What the exercise asks: Rewrite all the records below with "close-icon" swapped for "dismiss-icon" everywhere and nothing else changed, and leave out the pictures.
------------------------------------------------------------------------
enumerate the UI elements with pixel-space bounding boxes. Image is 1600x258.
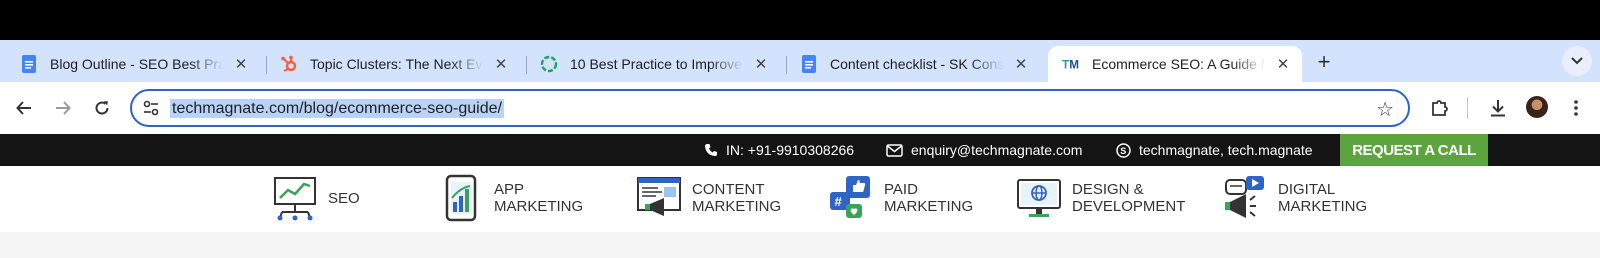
site-settings-icon[interactable] <box>142 99 160 117</box>
download-icon <box>1491 100 1505 117</box>
envelope-icon <box>886 143 903 157</box>
menu-item-content-marketing[interactable]: CONTENT MARKETING <box>636 172 781 224</box>
menu-item-seo[interactable]: SEO <box>272 172 360 224</box>
close-icon[interactable]: ✕ <box>232 55 250 73</box>
hubspot-icon <box>280 55 298 73</box>
skype-link[interactable]: S techmagnate, tech.magnate <box>1116 142 1313 158</box>
kebab-menu-icon <box>1574 100 1578 116</box>
menu-label: PAID MARKETING <box>884 181 974 215</box>
web-page: IN: +91-9910308266 enquiry@techmagnate.c… <box>0 134 1600 258</box>
phone-icon <box>705 144 717 156</box>
svg-text:M: M <box>1069 59 1079 72</box>
close-icon[interactable]: ✕ <box>1274 55 1292 73</box>
menu-label: DIGITAL MARKETING <box>1278 181 1368 215</box>
close-icon[interactable]: ✕ <box>752 55 770 73</box>
reload-icon <box>95 101 109 115</box>
contact-bar: IN: +91-9910308266 enquiry@techmagnate.c… <box>0 134 1600 166</box>
techmagnate-icon: TM <box>1062 55 1080 73</box>
tab-ecommerce-seo[interactable]: TM Ecommerce SEO: A Guide for ✕ <box>1048 46 1302 82</box>
skype-icon: S <box>1116 142 1131 158</box>
menu-label: APP MARKETING <box>494 181 584 215</box>
forward-button[interactable] <box>49 94 77 122</box>
close-icon[interactable]: ✕ <box>492 55 510 73</box>
paid-social-icon: # <box>830 176 870 218</box>
digital-megaphone-icon <box>1225 176 1264 218</box>
monitor-globe-icon <box>1017 179 1061 217</box>
back-arrow-icon <box>16 101 31 115</box>
menu-item-paid-marketing[interactable]: # PAID MARKETING <box>828 172 973 224</box>
google-docs-icon <box>800 55 818 73</box>
tab-title: 10 Best Practice to Improve Your <box>570 56 744 72</box>
email-text: enquiry@techmagnate.com <box>911 142 1083 158</box>
reload-button[interactable] <box>88 94 116 122</box>
svg-text:S: S <box>1120 146 1126 156</box>
puzzle-icon <box>1432 100 1448 116</box>
tab-content-checklist[interactable]: Content checklist - SK Consulting ✕ <box>786 46 1040 82</box>
tab-title: Topic Clusters: The Next Evolution <box>310 56 484 72</box>
loading-ring-icon <box>540 55 558 73</box>
content-megaphone-icon <box>637 177 681 216</box>
tab-topic-clusters[interactable]: Topic Clusters: The Next Evolution ✕ <box>266 46 520 82</box>
mobile-app-icon <box>445 174 477 222</box>
tab-best-practice[interactable]: 10 Best Practice to Improve Your ✕ <box>526 46 780 82</box>
phone-text: IN: +91-9910308266 <box>726 142 855 158</box>
new-tab-button[interactable]: + <box>1310 48 1338 76</box>
google-docs-icon <box>20 55 38 73</box>
menu-item-app-marketing[interactable]: APP MARKETING <box>438 172 583 224</box>
menu-item-digital-marketing[interactable]: DIGITAL MARKETING <box>1222 172 1367 224</box>
bookmark-star-icon[interactable]: ☆ <box>1376 97 1394 122</box>
tab-strip: Blog Outline - SEO Best Practices ✕ Topi… <box>0 40 1600 82</box>
back-button[interactable] <box>10 94 38 122</box>
tab-title: Content checklist - SK Consulting <box>830 56 1004 72</box>
menu-label: SEO <box>328 189 360 207</box>
extensions-button[interactable] <box>1426 94 1454 122</box>
svg-text:#: # <box>835 194 843 209</box>
forward-arrow-icon <box>56 101 71 115</box>
services-menu: SEO APP MARKETING CONTENT MARKETING # PA… <box>0 166 1600 232</box>
tab-title: Blog Outline - SEO Best Practices <box>50 56 224 72</box>
address-bar[interactable]: techmagnate.com/blog/ecommerce-seo-guide… <box>130 89 1410 127</box>
close-icon[interactable]: ✕ <box>1012 55 1030 73</box>
tab-search-button[interactable] <box>1562 46 1592 76</box>
article-body-area <box>0 232 1600 258</box>
tab-blog-outline[interactable]: Blog Outline - SEO Best Practices ✕ <box>6 46 260 82</box>
menu-label: DESIGN & DEVELOPMENT <box>1072 181 1186 215</box>
email-link[interactable]: enquiry@techmagnate.com <box>886 142 1082 158</box>
phone-link[interactable]: IN: +91-9910308266 <box>704 142 854 158</box>
request-call-button[interactable]: REQUEST A CALL <box>1340 134 1488 166</box>
seo-chart-icon <box>274 177 316 221</box>
tab-title: Ecommerce SEO: A Guide for <box>1092 56 1266 72</box>
menu-label: CONTENT MARKETING <box>692 181 782 215</box>
browser-toolbar: techmagnate.com/blog/ecommerce-seo-guide… <box>0 82 1600 134</box>
browser-menu-button[interactable] <box>1562 94 1590 122</box>
chevron-down-icon <box>1571 57 1583 65</box>
toolbar-divider <box>1467 97 1468 119</box>
downloads-button[interactable] <box>1484 94 1512 122</box>
skype-text: techmagnate, tech.magnate <box>1139 142 1313 158</box>
menu-item-design-development[interactable]: DESIGN & DEVELOPMENT <box>1016 172 1185 224</box>
profile-avatar[interactable] <box>1526 96 1548 118</box>
url-text[interactable]: techmagnate.com/blog/ecommerce-seo-guide… <box>170 99 504 118</box>
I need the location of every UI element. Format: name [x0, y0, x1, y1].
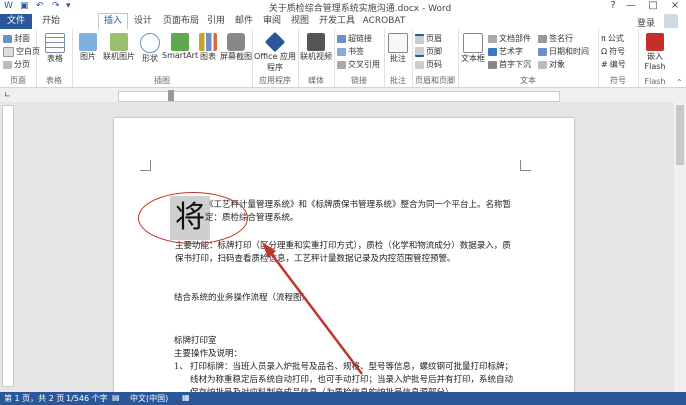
------------------------------------------------------------------------
Full solution:
enumerate the UI elements with pixel-space bounding boxes. Image is 1600x258.
site-settings-icon[interactable] <box>142 99 160 117</box>
download-icon <box>1491 100 1505 117</box>
envelope-icon <box>886 143 903 157</box>
menu-item-content-marketing[interactable]: CONTENT MARKETING <box>636 172 781 224</box>
menu-item-seo[interactable]: SEO <box>272 172 360 224</box>
dismiss-icon[interactable]: ✕ <box>232 55 250 73</box>
hubspot-icon <box>280 55 298 73</box>
skype-link[interactable]: S techmagnate, tech.magnate <box>1116 142 1313 158</box>
kebab-menu-icon <box>1574 100 1578 116</box>
menu-label: PAID MARKETING <box>884 181 974 215</box>
web-page: IN: +91-9910308266 enquiry@techmagnate.c… <box>0 134 1600 258</box>
phone-icon <box>705 144 717 156</box>
svg-text:M: M <box>1069 59 1079 72</box>
dismiss-icon[interactable]: ✕ <box>1274 55 1292 73</box>
menu-label: DIGITAL MARKETING <box>1278 181 1368 215</box>
dismiss-icon[interactable]: ✕ <box>752 55 770 73</box>
reload-icon <box>95 101 109 115</box>
contact-bar: IN: +91-9910308266 enquiry@techmagnate.c… <box>0 134 1600 166</box>
techmagnate-icon: TM <box>1062 55 1080 73</box>
tab-ecommerce-seo[interactable]: TM Ecommerce SEO: A Guide for ✕ <box>1048 46 1302 82</box>
skype-icon: S <box>1116 142 1131 158</box>
menu-label: APP MARKETING <box>494 181 584 215</box>
forward-button[interactable] <box>49 94 77 122</box>
dismiss-icon[interactable]: ✕ <box>492 55 510 73</box>
paid-social-icon: # <box>830 176 870 218</box>
digital-megaphone-icon <box>1225 176 1264 218</box>
monitor-globe-icon <box>1017 179 1061 217</box>
back-arrow-icon <box>16 101 31 115</box>
menu-item-paid-marketing[interactable]: # PAID MARKETING <box>828 172 973 224</box>
google-docs-icon <box>800 55 818 73</box>
tab-title: 10 Best Practice to Improve Your <box>570 56 744 72</box>
email-text: enquiry@techmagnate.com <box>911 142 1083 158</box>
reload-button[interactable] <box>88 94 116 122</box>
svg-text:S: S <box>1120 146 1126 156</box>
puzzle-icon <box>1432 100 1448 116</box>
tab-content-checklist[interactable]: Content checklist - SK Consulting ✕ <box>786 46 1040 82</box>
tab-title: Topic Clusters: The Next Evolution <box>310 56 484 72</box>
loading-ring-icon <box>540 55 558 73</box>
content-megaphone-icon <box>637 177 681 216</box>
tab-topic-clusters[interactable]: Topic Clusters: The Next Evolution ✕ <box>266 46 520 82</box>
mobile-app-icon <box>445 174 477 222</box>
tab-best-practice[interactable]: 10 Best Practice to Improve Your ✕ <box>526 46 780 82</box>
phone-text: IN: +91-9910308266 <box>726 142 855 158</box>
new-tab-button[interactable]: + <box>1310 48 1338 76</box>
google-docs-icon <box>20 55 38 73</box>
menu-item-app-marketing[interactable]: APP MARKETING <box>438 172 583 224</box>
menu-item-digital-marketing[interactable]: DIGITAL MARKETING <box>1222 172 1367 224</box>
bookmark-star-icon[interactable]: ☆ <box>1376 97 1394 122</box>
tab-strip: Blog Outline - SEO Best Practices ✕ Topi… <box>0 40 1600 82</box>
back-button[interactable] <box>10 94 38 122</box>
tab-title: Content checklist - SK Consulting <box>830 56 1004 72</box>
menu-label: SEO <box>328 189 360 207</box>
extensions-button[interactable] <box>1426 94 1454 122</box>
svg-text:#: # <box>835 194 843 209</box>
forward-arrow-icon <box>56 101 71 115</box>
services-menu: SEO APP MARKETING CONTENT MARKETING # PA… <box>0 166 1600 232</box>
tab-title: Blog Outline - SEO Best Practices <box>50 56 224 72</box>
address-bar[interactable]: techmagnate.com/blog/ecommerce-seo-guide… <box>130 89 1410 127</box>
dismiss-icon[interactable]: ✕ <box>1012 55 1030 73</box>
tab-search-button[interactable] <box>1562 46 1592 76</box>
article-body-area <box>0 232 1600 258</box>
tab-blog-outline[interactable]: Blog Outline - SEO Best Practices ✕ <box>6 46 260 82</box>
menu-label: DESIGN & DEVELOPMENT <box>1072 181 1186 215</box>
email-link[interactable]: enquiry@techmagnate.com <box>886 142 1082 158</box>
phone-link[interactable]: IN: +91-9910308266 <box>704 142 854 158</box>
request-call-button[interactable]: REQUEST A CALL <box>1340 134 1488 166</box>
seo-chart-icon <box>274 177 316 221</box>
tab-title: Ecommerce SEO: A Guide for <box>1092 56 1266 72</box>
menu-label: CONTENT MARKETING <box>692 181 782 215</box>
browser-toolbar: techmagnate.com/blog/ecommerce-seo-guide… <box>0 82 1600 134</box>
browser-menu-button[interactable] <box>1562 94 1590 122</box>
chevron-down-icon <box>1571 57 1583 65</box>
toolbar-divider <box>1467 97 1468 119</box>
downloads-button[interactable] <box>1484 94 1512 122</box>
skype-text: techmagnate, tech.magnate <box>1139 142 1313 158</box>
menu-item-design-development[interactable]: DESIGN & DEVELOPMENT <box>1016 172 1185 224</box>
profile-avatar[interactable] <box>1526 96 1548 118</box>
url-text[interactable]: techmagnate.com/blog/ecommerce-seo-guide… <box>170 99 504 118</box>
I need the location of every UI element. Format: name [x0, y0, x1, y1].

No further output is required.